- _Exercise aim_: Reproduce the entries word for word, and omit any picture you find in them.

- _Supplied material_:

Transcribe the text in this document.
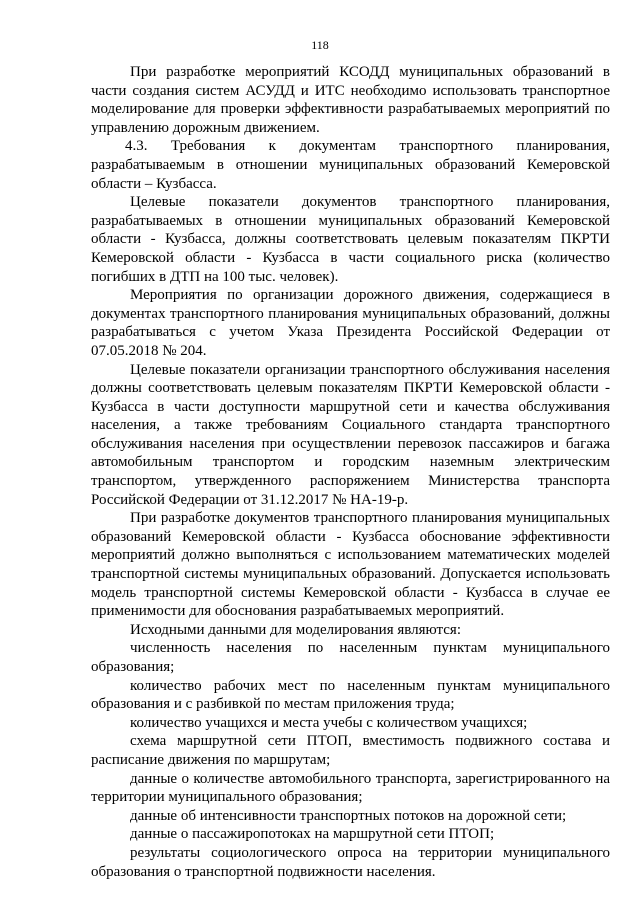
118

При разработке мероприятий КСОДД муниципальных образований в части создания систем АСУДД и ИТС необходимо использовать транспортное моделирование для проверки эффективности разрабатываемых мероприятий по управлению дорожным движением.

4.3. Требования к документам транспортного планирования, разрабатываемым в отношении муниципальных образований Кемеровской области – Кузбасса.

Целевые показатели документов транспортного планирования, разрабатываемых в отношении муниципальных образований Кемеровской области - Кузбасса, должны соответствовать целевым показателям ПКРТИ Кемеровской области - Кузбасса в части социального риска (количество погибших в ДТП на 100 тыс. человек).

Мероприятия по организации дорожного движения, содержащиеся в документах транспортного планирования муниципальных образований, должны разрабатываться с учетом Указа Президента Российской Федерации от 07.05.2018 № 204.

Целевые показатели организации транспортного обслуживания населения должны соответствовать целевым показателям ПКРТИ Кемеровской области - Кузбасса в части доступности маршрутной сети и качества обслуживания населения, а также требованиям Социального стандарта транспортного обслуживания населения при осуществлении перевозок пассажиров и багажа автомобильным транспортом и городским наземным электрическим транспортом, утвержденного распоряжением Министерства транспорта Российской Федерации от 31.12.2017 № НА-19-р.

При разработке документов транспортного планирования муниципальных образований Кемеровской области - Кузбасса обоснование эффективности мероприятий должно выполняться с использованием математических моделей транспортной системы муниципальных образований. Допускается использовать модель транспортной системы Кемеровской области - Кузбасса в случае ее применимости для обоснования разрабатываемых мероприятий.

Исходными данными для моделирования являются:

численность населения по населенным пунктам муниципального образования;

количество рабочих мест по населенным пунктам муниципального образования и с разбивкой по местам приложения труда;

количество учащихся и места учебы с количеством учащихся;

схема маршрутной сети ПТОП, вместимость подвижного состава и расписание движения по маршрутам;

данные о количестве автомобильного транспорта, зарегистрированного на территории муниципального образования;

данные об интенсивности транспортных потоков на дорожной сети;

данные о пассажиропотоках на маршрутной сети ПТОП;

результаты социологического опроса на территории муниципального образования о транспортной подвижности населения.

- _Exercise solution_:
Transcribe the text in this document.
118

При разработке мероприятий КСОДД муниципальных образований в части создания систем АСУДД и ИТС необходимо использовать транспортное моделирование для проверки эффективности разрабатываемых мероприятий по управлению дорожным движением.

4.3. Требования к документам транспортного планирования, разрабатываемым в отношении муниципальных образований Кемеровской области – Кузбасса.

Целевые показатели документов транспортного планирования, разрабатываемых в отношении муниципальных образований Кемеровской области - Кузбасса, должны соответствовать целевым показателям ПКРТИ Кемеровской области - Кузбасса в части социального риска (количество погибших в ДТП на 100 тыс. человек).

Мероприятия по организации дорожного движения, содержащиеся в документах транспортного планирования муниципальных образований, должны разрабатываться с учетом Указа Президента Российской Федерации от 07.05.2018 № 204.

Целевые показатели организации транспортного обслуживания населения должны соответствовать целевым показателям ПКРТИ Кемеровской области - Кузбасса в части доступности маршрутной сети и качества обслуживания населения, а также требованиям Социального стандарта транспортного обслуживания населения при осуществлении перевозок пассажиров и багажа автомобильным транспортом и городским наземным электрическим транспортом, утвержденного распоряжением Министерства транспорта Российской Федерации от 31.12.2017 № НА-19-р.

При разработке документов транспортного планирования муниципальных образований Кемеровской области - Кузбасса обоснование эффективности мероприятий должно выполняться с использованием математических моделей транспортной системы муниципальных образований. Допускается использовать модель транспортной системы Кемеровской области - Кузбасса в случае ее применимости для обоснования разрабатываемых мероприятий.

Исходными данными для моделирования являются:

численность населения по населенным пунктам муниципального образования;

количество рабочих мест по населенным пунктам муниципального образования и с разбивкой по местам приложения труда;

количество учащихся и места учебы с количеством учащихся;

схема маршрутной сети ПТОП, вместимость подвижного состава и расписание движения по маршрутам;

данные о количестве автомобильного транспорта, зарегистрированного на территории муниципального образования;

данные об интенсивности транспортных потоков на дорожной сети;

данные о пассажиропотоках на маршрутной сети ПТОП;

результаты социологического опроса на территории муниципального образования о транспортной подвижности населения.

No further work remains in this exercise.